## start Data lines

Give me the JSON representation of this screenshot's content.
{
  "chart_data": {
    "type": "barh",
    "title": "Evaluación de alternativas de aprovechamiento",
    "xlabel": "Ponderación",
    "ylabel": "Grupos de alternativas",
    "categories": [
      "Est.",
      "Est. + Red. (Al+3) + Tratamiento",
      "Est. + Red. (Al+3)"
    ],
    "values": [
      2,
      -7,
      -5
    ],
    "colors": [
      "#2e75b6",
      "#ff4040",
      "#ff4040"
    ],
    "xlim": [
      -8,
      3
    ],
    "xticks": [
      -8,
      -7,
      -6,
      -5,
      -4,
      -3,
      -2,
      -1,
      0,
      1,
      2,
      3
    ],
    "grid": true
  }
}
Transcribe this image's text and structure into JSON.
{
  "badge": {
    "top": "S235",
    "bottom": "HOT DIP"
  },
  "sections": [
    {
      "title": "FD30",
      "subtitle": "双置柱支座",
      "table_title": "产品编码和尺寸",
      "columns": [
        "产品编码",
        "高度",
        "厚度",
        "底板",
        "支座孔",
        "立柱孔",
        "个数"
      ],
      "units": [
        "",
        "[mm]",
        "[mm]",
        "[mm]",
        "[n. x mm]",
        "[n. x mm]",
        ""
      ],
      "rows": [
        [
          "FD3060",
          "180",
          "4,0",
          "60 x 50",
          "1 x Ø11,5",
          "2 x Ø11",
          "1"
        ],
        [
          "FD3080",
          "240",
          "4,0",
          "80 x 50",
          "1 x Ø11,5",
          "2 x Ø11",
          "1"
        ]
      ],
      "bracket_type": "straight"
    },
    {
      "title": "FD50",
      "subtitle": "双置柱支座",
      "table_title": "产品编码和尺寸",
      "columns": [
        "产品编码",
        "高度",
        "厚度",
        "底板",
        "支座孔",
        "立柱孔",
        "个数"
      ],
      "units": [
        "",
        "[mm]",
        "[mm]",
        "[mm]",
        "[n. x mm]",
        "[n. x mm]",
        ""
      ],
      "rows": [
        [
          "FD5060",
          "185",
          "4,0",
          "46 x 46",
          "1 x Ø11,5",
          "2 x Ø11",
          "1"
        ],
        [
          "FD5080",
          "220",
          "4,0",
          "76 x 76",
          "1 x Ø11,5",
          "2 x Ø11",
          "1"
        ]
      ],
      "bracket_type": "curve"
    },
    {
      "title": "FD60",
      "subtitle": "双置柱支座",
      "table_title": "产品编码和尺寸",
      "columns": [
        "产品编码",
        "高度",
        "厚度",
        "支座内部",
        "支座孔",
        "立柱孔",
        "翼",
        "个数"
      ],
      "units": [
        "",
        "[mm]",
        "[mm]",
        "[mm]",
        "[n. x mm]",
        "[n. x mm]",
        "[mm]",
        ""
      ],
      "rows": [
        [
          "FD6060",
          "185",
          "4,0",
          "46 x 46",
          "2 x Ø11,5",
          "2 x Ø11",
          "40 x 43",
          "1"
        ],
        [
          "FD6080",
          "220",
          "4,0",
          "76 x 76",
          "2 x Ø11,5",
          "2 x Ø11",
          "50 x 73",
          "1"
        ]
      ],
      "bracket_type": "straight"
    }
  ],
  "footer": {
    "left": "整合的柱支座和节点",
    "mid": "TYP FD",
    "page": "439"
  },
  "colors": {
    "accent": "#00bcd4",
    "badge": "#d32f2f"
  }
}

## end Data lines

• **Your task**
Repeat the entries above exactly, leaving nothing out.

• **Reply to the exercise**
Give me the JSON representation of this screenshot's content.
{
  "chart_data": {
    "type": "barh",
    "title": "Evaluación de alternativas de aprovechamiento",
    "xlabel": "Ponderación",
    "ylabel": "Grupos de alternativas",
    "categories": [
      "Est.",
      "Est. + Red. (Al+3) + Tratamiento",
      "Est. + Red. (Al+3)"
    ],
    "values": [
      2,
      -7,
      -5
    ],
    "colors": [
      "#2e75b6",
      "#ff4040",
      "#ff4040"
    ],
    "xlim": [
      -8,
      3
    ],
    "xticks": [
      -8,
      -7,
      -6,
      -5,
      -4,
      -3,
      -2,
      -1,
      0,
      1,
      2,
      3
    ],
    "grid": true
  }
}
Transcribe this image's text and structure into JSON.
{
  "badge": {
    "top": "S235",
    "bottom": "HOT DIP"
  },
  "sections": [
    {
      "title": "FD30",
      "subtitle": "双置柱支座",
      "table_title": "产品编码和尺寸",
      "columns": [
        "产品编码",
        "高度",
        "厚度",
        "底板",
        "支座孔",
        "立柱孔",
        "个数"
      ],
      "units": [
        "",
        "[mm]",
        "[mm]",
        "[mm]",
        "[n. x mm]",
        "[n. x mm]",
        ""
      ],
      "rows": [
        [
          "FD3060",
          "180",
          "4,0",
          "60 x 50",
          "1 x Ø11,5",
          "2 x Ø11",
          "1"
        ],
        [
          "FD3080",
          "240",
          "4,0",
          "80 x 50",
          "1 x Ø11,5",
          "2 x Ø11",
          "1"
        ]
      ],
      "bracket_type": "straight"
    },
    {
      "title": "FD50",
      "subtitle": "双置柱支座",
      "table_title": "产品编码和尺寸",
      "columns": [
        "产品编码",
        "高度",
        "厚度",
        "底板",
        "支座孔",
        "立柱孔",
        "个数"
      ],
      "units": [
        "",
        "[mm]",
        "[mm]",
        "[mm]",
        "[n. x mm]",
        "[n. x mm]",
        ""
      ],
      "rows": [
        [
          "FD5060",
          "185",
          "4,0",
          "46 x 46",
          "1 x Ø11,5",
          "2 x Ø11",
          "1"
        ],
        [
          "FD5080",
          "220",
          "4,0",
          "76 x 76",
          "1 x Ø11,5",
          "2 x Ø11",
          "1"
        ]
      ],
      "bracket_type": "curve"
    },
    {
      "title": "FD60",
      "subtitle": "双置柱支座",
      "table_title": "产品编码和尺寸",
      "columns": [
        "产品编码",
        "高度",
        "厚度",
        "支座内部",
        "支座孔",
        "立柱孔",
        "翼",
        "个数"
      ],
      "units": [
        "",
        "[mm]",
        "[mm]",
        "[mm]",
        "[n. x mm]",
        "[n. x mm]",
        "[mm]",
        ""
      ],
      "rows": [
        [
          "FD6060",
          "185",
          "4,0",
          "46 x 46",
          "2 x Ø11,5",
          "2 x Ø11",
          "40 x 43",
          "1"
        ],
        [
          "FD6080",
          "220",
          "4,0",
          "76 x 76",
          "2 x Ø11,5",
          "2 x Ø11",
          "50 x 73",
          "1"
        ]
      ],
      "bracket_type": "straight"
    }
  ],
  "footer": {
    "left": "整合的柱支座和节点",
    "mid": "TYP FD",
    "page": "439"
  },
  "colors": {
    "accent": "#00bcd4",
    "badge": "#d32f2f"
  }
}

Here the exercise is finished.